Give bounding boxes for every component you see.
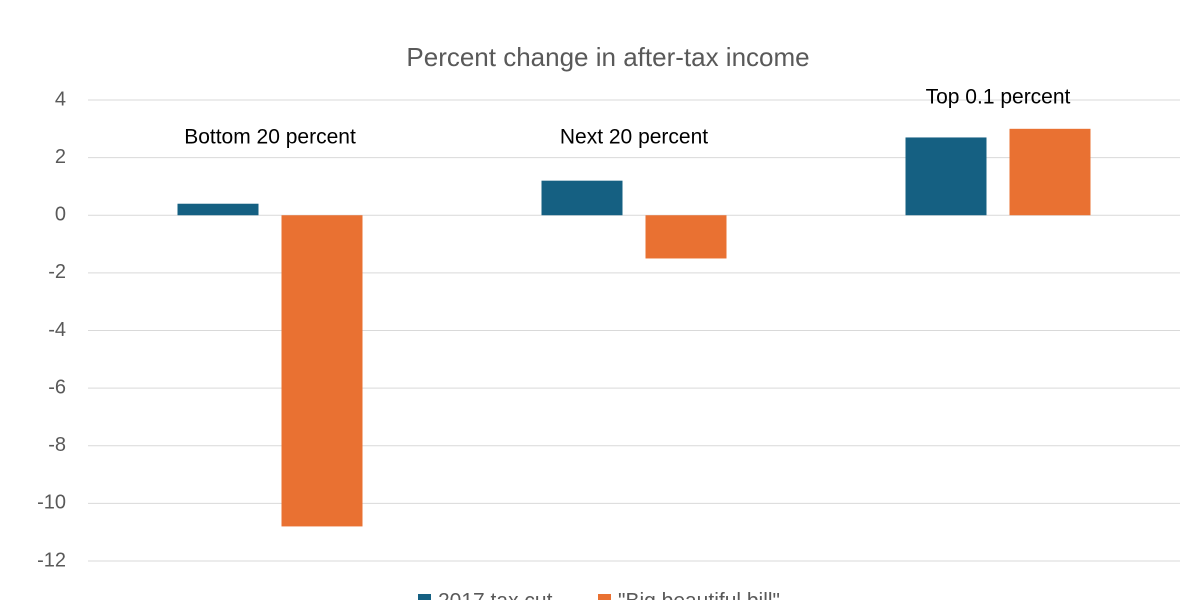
legend-label: 2017 tax cut	[438, 590, 553, 600]
y-tick-label: -2	[48, 261, 66, 283]
category-label: Bottom 20 percent	[184, 126, 356, 149]
y-tick-label: -10	[37, 492, 66, 514]
y-tick-label: -4	[48, 319, 66, 341]
legend-label: "Big beautiful bill"	[618, 590, 780, 600]
y-tick-label: -12	[37, 549, 66, 571]
category-label: Next 20 percent	[560, 126, 708, 149]
legend-swatch	[598, 594, 611, 600]
chart-title: Percent change in after-tax income	[406, 42, 809, 72]
bar	[281, 215, 363, 527]
y-tick-label: 4	[55, 88, 66, 110]
y-tick-label: -6	[48, 376, 66, 398]
category-label: Top 0.1 percent	[926, 85, 1071, 108]
legend-swatch	[418, 594, 431, 600]
bar	[177, 203, 259, 216]
bar	[905, 137, 987, 216]
y-tick-label: -8	[48, 434, 66, 456]
y-tick-label: 2	[55, 146, 66, 168]
y-tick-label: 0	[55, 204, 66, 226]
bar	[1009, 128, 1091, 216]
bar	[645, 215, 727, 259]
bar	[541, 180, 623, 216]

_BRIEF:_ Reproduce every line of the records above verbatim, omitting the picture.

_COMPLETED TASK:_
Give bounding boxes for every component you see.
legend-label: 2017 tax cut	[438, 590, 553, 600]
y-tick-label: -2	[48, 261, 66, 283]
category-label: Bottom 20 percent	[184, 126, 356, 149]
y-tick-label: -10	[37, 492, 66, 514]
y-tick-label: -4	[48, 319, 66, 341]
legend-label: "Big beautiful bill"	[618, 590, 780, 600]
y-tick-label: -12	[37, 549, 66, 571]
category-label: Next 20 percent	[560, 126, 708, 149]
legend-swatch	[598, 594, 611, 600]
chart-title: Percent change in after-tax income	[406, 42, 809, 72]
bar	[281, 215, 363, 527]
y-tick-label: 4	[55, 88, 66, 110]
y-tick-label: -6	[48, 376, 66, 398]
category-label: Top 0.1 percent	[926, 85, 1071, 108]
legend-swatch	[418, 594, 431, 600]
bar	[177, 203, 259, 216]
bar	[905, 137, 987, 216]
y-tick-label: -8	[48, 434, 66, 456]
y-tick-label: 2	[55, 146, 66, 168]
y-tick-label: 0	[55, 204, 66, 226]
bar	[1009, 128, 1091, 216]
bar	[645, 215, 727, 259]
bar	[541, 180, 623, 216]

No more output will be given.